* begin Input records *

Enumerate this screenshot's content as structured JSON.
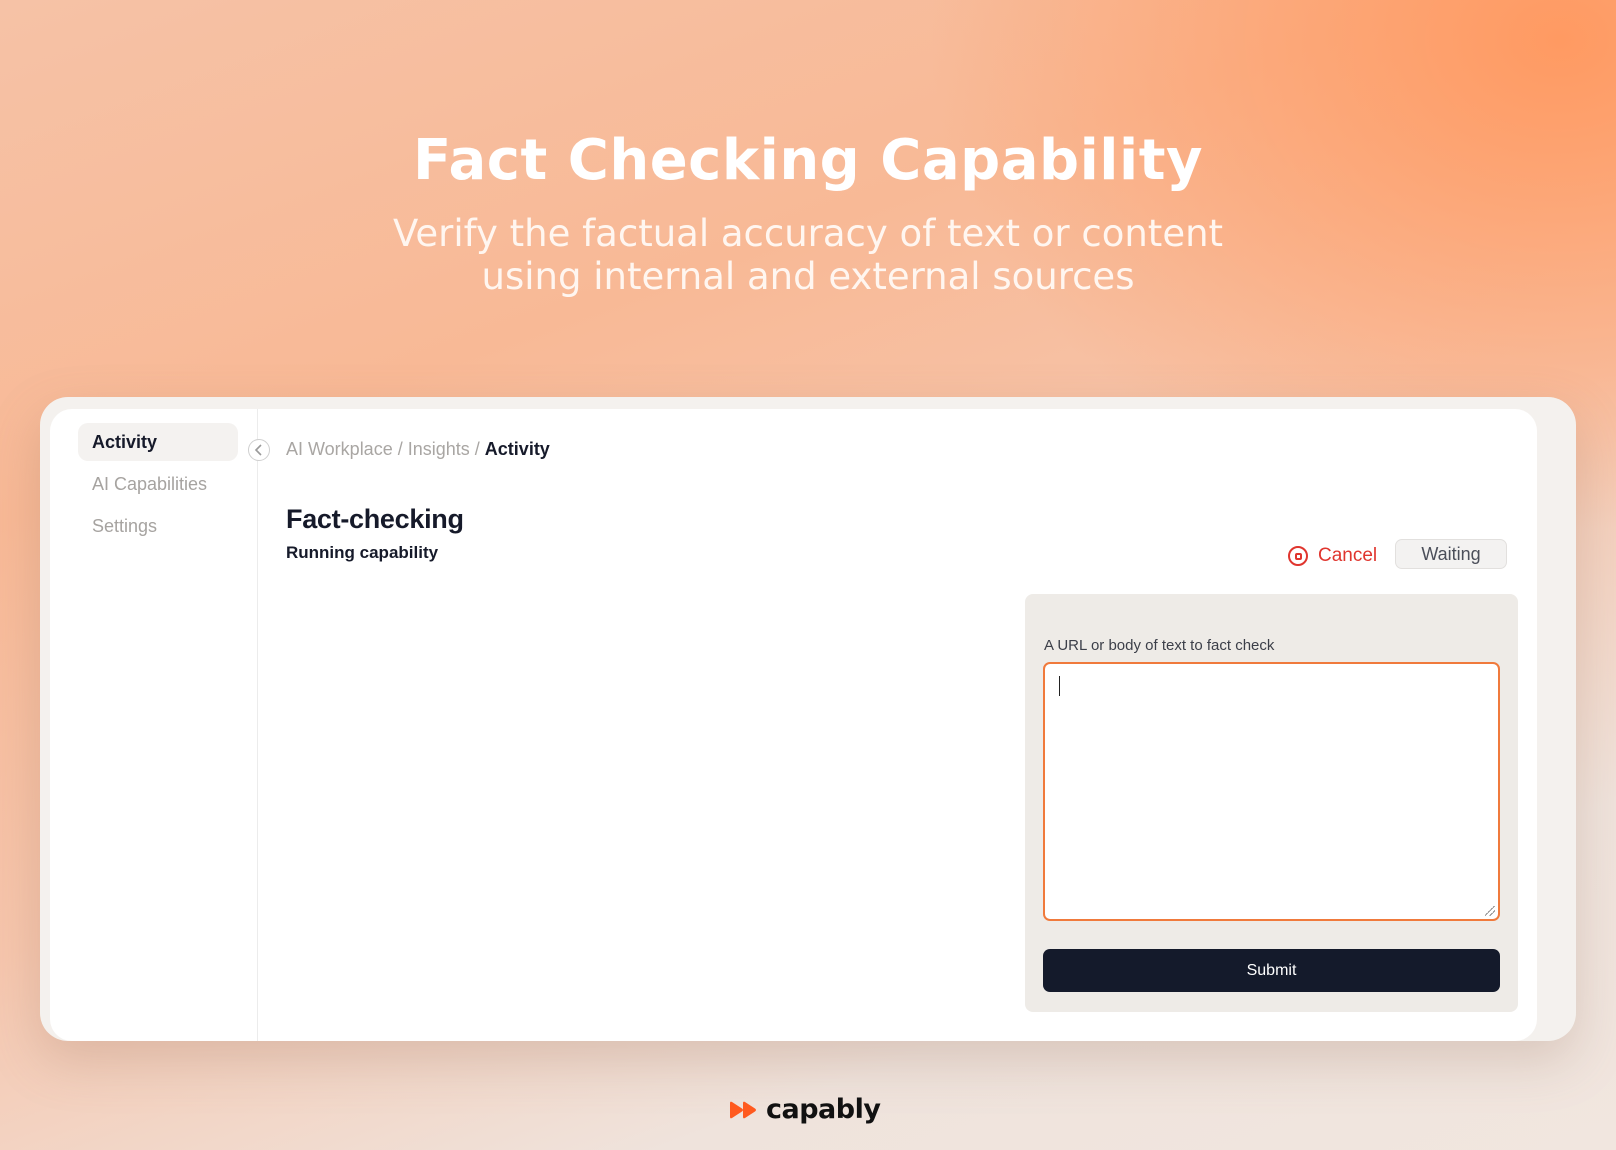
{
  "hero": {
    "title": "Fact Checking Capability",
    "subtitle_line1": "Verify the factual accuracy of text or content",
    "subtitle_line2": "using internal and external sources"
  },
  "sidebar": {
    "items": [
      {
        "label": "Activity",
        "active": true
      },
      {
        "label": "AI Capabilities",
        "active": false
      },
      {
        "label": "Settings",
        "active": false
      }
    ],
    "collapse_icon": "chevron-left-icon"
  },
  "breadcrumb": {
    "path": [
      "AI Workplace",
      "Insights"
    ],
    "separator": " / ",
    "current": "Activity"
  },
  "page": {
    "title": "Fact-checking",
    "subtitle": "Running capability"
  },
  "actions": {
    "cancel_label": "Cancel",
    "cancel_icon": "stop-circle-icon",
    "status": "Waiting"
  },
  "form": {
    "field_label": "A URL or body of text to fact check",
    "field_value": "",
    "submit_label": "Submit"
  },
  "footer": {
    "brand": "capably"
  },
  "colors": {
    "accent": "#f07a3c",
    "danger": "#e0352e",
    "dark": "#141a2b",
    "logo_mark": "#ff5a1f"
  }
}
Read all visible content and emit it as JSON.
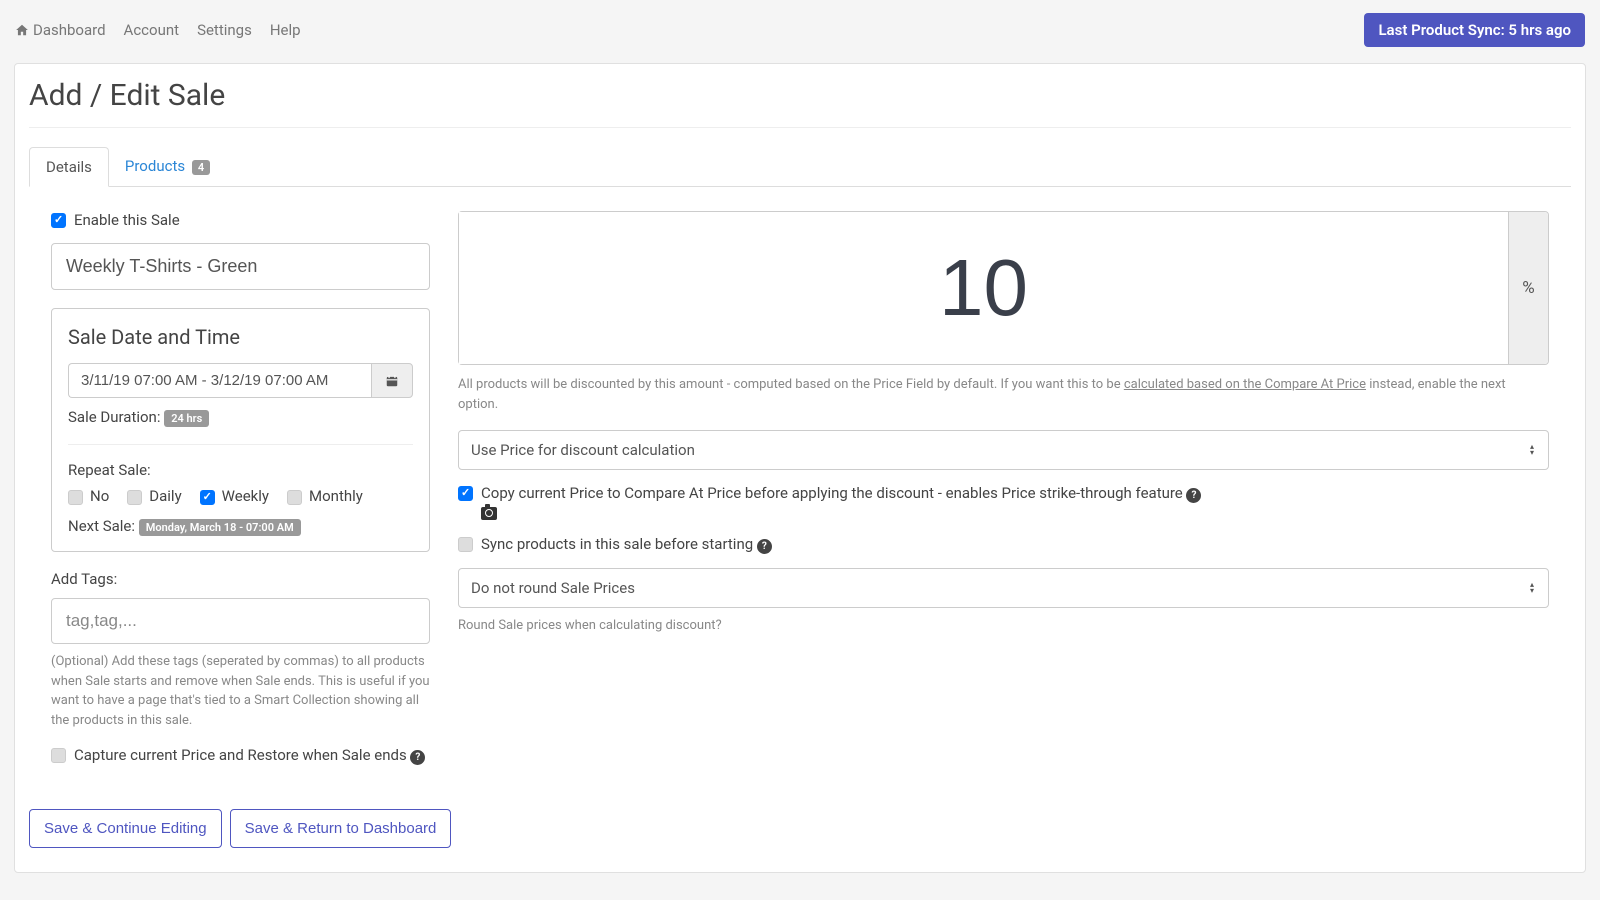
{
  "nav": {
    "dashboard": "Dashboard",
    "account": "Account",
    "settings": "Settings",
    "help": "Help",
    "sync_badge": "Last Product Sync: 5 hrs ago"
  },
  "page_title": "Add / Edit Sale",
  "tabs": {
    "details": "Details",
    "products": "Products",
    "products_count": "4"
  },
  "left": {
    "enable_label": "Enable this Sale",
    "sale_name": "Weekly T-Shirts - Green",
    "date_panel_title": "Sale Date and Time",
    "date_range": "3/11/19 07:00 AM - 3/12/19 07:00 AM",
    "duration_label": "Sale Duration: ",
    "duration_value": "24 hrs",
    "repeat_label": "Repeat Sale:",
    "repeat_options": {
      "no": "No",
      "daily": "Daily",
      "weekly": "Weekly",
      "monthly": "Monthly"
    },
    "next_label": "Next Sale: ",
    "next_value": "Monday, March 18 - 07:00 AM",
    "tags_label": "Add Tags:",
    "tags_placeholder": "tag,tag,...",
    "tags_help": "(Optional) Add these tags (seperated by commas) to all products when Sale starts and remove when Sale ends. This is useful if you want to have a page that's tied to a Smart Collection showing all the products in this sale.",
    "capture_label": "Capture current Price and Restore when Sale ends "
  },
  "right": {
    "discount_value": "10",
    "pct": "%",
    "discount_help_pre": "All products will be discounted by this amount - computed based on the Price Field by default. If you want this to be ",
    "discount_help_link": "calculated based on the Compare At Price",
    "discount_help_post": " instead, enable the next option.",
    "price_calc_select": "Use Price for discount calculation",
    "copy_label": "Copy current Price to Compare At Price before applying the discount - enables Price strike-through feature ",
    "sync_label": "Sync products in this sale before starting ",
    "round_select": "Do not round Sale Prices",
    "round_help": "Round Sale prices when calculating discount?"
  },
  "buttons": {
    "save_continue": "Save & Continue Editing",
    "save_return": "Save & Return to Dashboard"
  }
}
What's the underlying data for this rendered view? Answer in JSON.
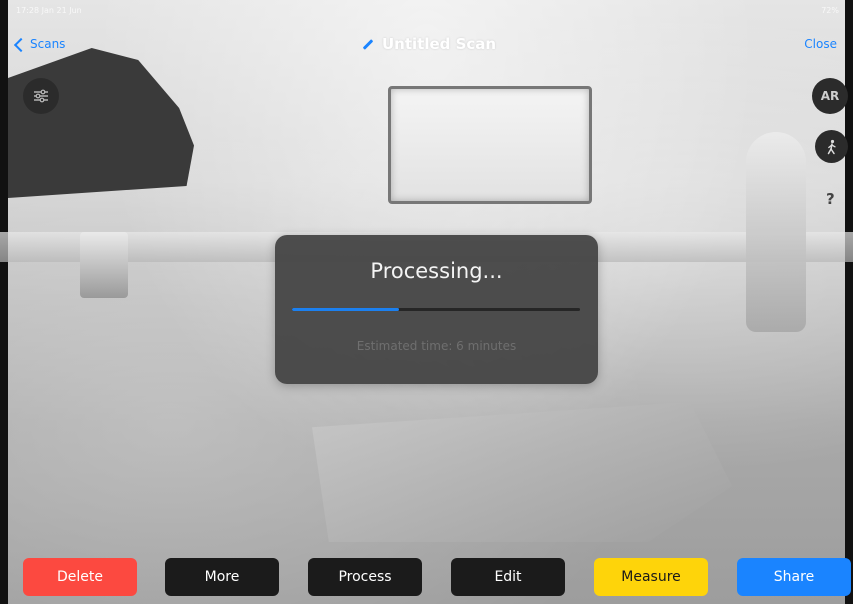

* end Input records *

** Request **
Leave every image out, and retype the material exactly.

** Response **
Enumerate this screenshot's content as structured JSON.
{
  "hero": {
    "title": "Fact Checking Capability",
    "subtitle_line1": "Verify the factual accuracy of text or content",
    "subtitle_line2": "using internal and external sources"
  },
  "sidebar": {
    "items": [
      {
        "label": "Activity",
        "active": true
      },
      {
        "label": "AI Capabilities",
        "active": false
      },
      {
        "label": "Settings",
        "active": false
      }
    ],
    "collapse_icon": "chevron-left-icon"
  },
  "breadcrumb": {
    "path": [
      "AI Workplace",
      "Insights"
    ],
    "separator": " / ",
    "current": "Activity"
  },
  "page": {
    "title": "Fact-checking",
    "subtitle": "Running capability"
  },
  "actions": {
    "cancel_label": "Cancel",
    "cancel_icon": "stop-circle-icon",
    "status": "Waiting"
  },
  "form": {
    "field_label": "A URL or body of text to fact check",
    "field_value": "",
    "submit_label": "Submit"
  },
  "footer": {
    "brand": "capably"
  },
  "colors": {
    "accent": "#f07a3c",
    "danger": "#e0352e",
    "dark": "#141a2b",
    "logo_mark": "#ff5a1f"
  }
}
Read all visible content and emit it as JSON.
{
  "nav": {
    "dashboard": "Dashboard",
    "account": "Account",
    "settings": "Settings",
    "help": "Help",
    "sync_badge": "Last Product Sync: 5 hrs ago"
  },
  "page_title": "Add / Edit Sale",
  "tabs": {
    "details": "Details",
    "products": "Products",
    "products_count": "4"
  },
  "left": {
    "enable_label": "Enable this Sale",
    "sale_name": "Weekly T-Shirts - Green",
    "date_panel_title": "Sale Date and Time",
    "date_range": "3/11/19 07:00 AM - 3/12/19 07:00 AM",
    "duration_label": "Sale Duration: ",
    "duration_value": "24 hrs",
    "repeat_label": "Repeat Sale:",
    "repeat_options": {
      "no": "No",
      "daily": "Daily",
      "weekly": "Weekly",
      "monthly": "Monthly"
    },
    "next_label": "Next Sale: ",
    "next_value": "Monday, March 18 - 07:00 AM",
    "tags_label": "Add Tags:",
    "tags_placeholder": "tag,tag,...",
    "tags_help": "(Optional) Add these tags (seperated by commas) to all products when Sale starts and remove when Sale ends. This is useful if you want to have a page that's tied to a Smart Collection showing all the products in this sale.",
    "capture_label": "Capture current Price and Restore when Sale ends "
  },
  "right": {
    "discount_value": "10",
    "pct": "%",
    "discount_help_pre": "All products will be discounted by this amount - computed based on the Price Field by default. If you want this to be ",
    "discount_help_link": "calculated based on the Compare At Price",
    "discount_help_post": " instead, enable the next option.",
    "price_calc_select": "Use Price for discount calculation",
    "copy_label": "Copy current Price to Compare At Price before applying the discount - enables Price strike-through feature ",
    "sync_label": "Sync products in this sale before starting ",
    "round_select": "Do not round Sale Prices",
    "round_help": "Round Sale prices when calculating discount?"
  },
  "buttons": {
    "save_continue": "Save & Continue Editing",
    "save_return": "Save & Return to Dashboard"
  }
}
What's the underlying data for this rendered view? Answer in JSON.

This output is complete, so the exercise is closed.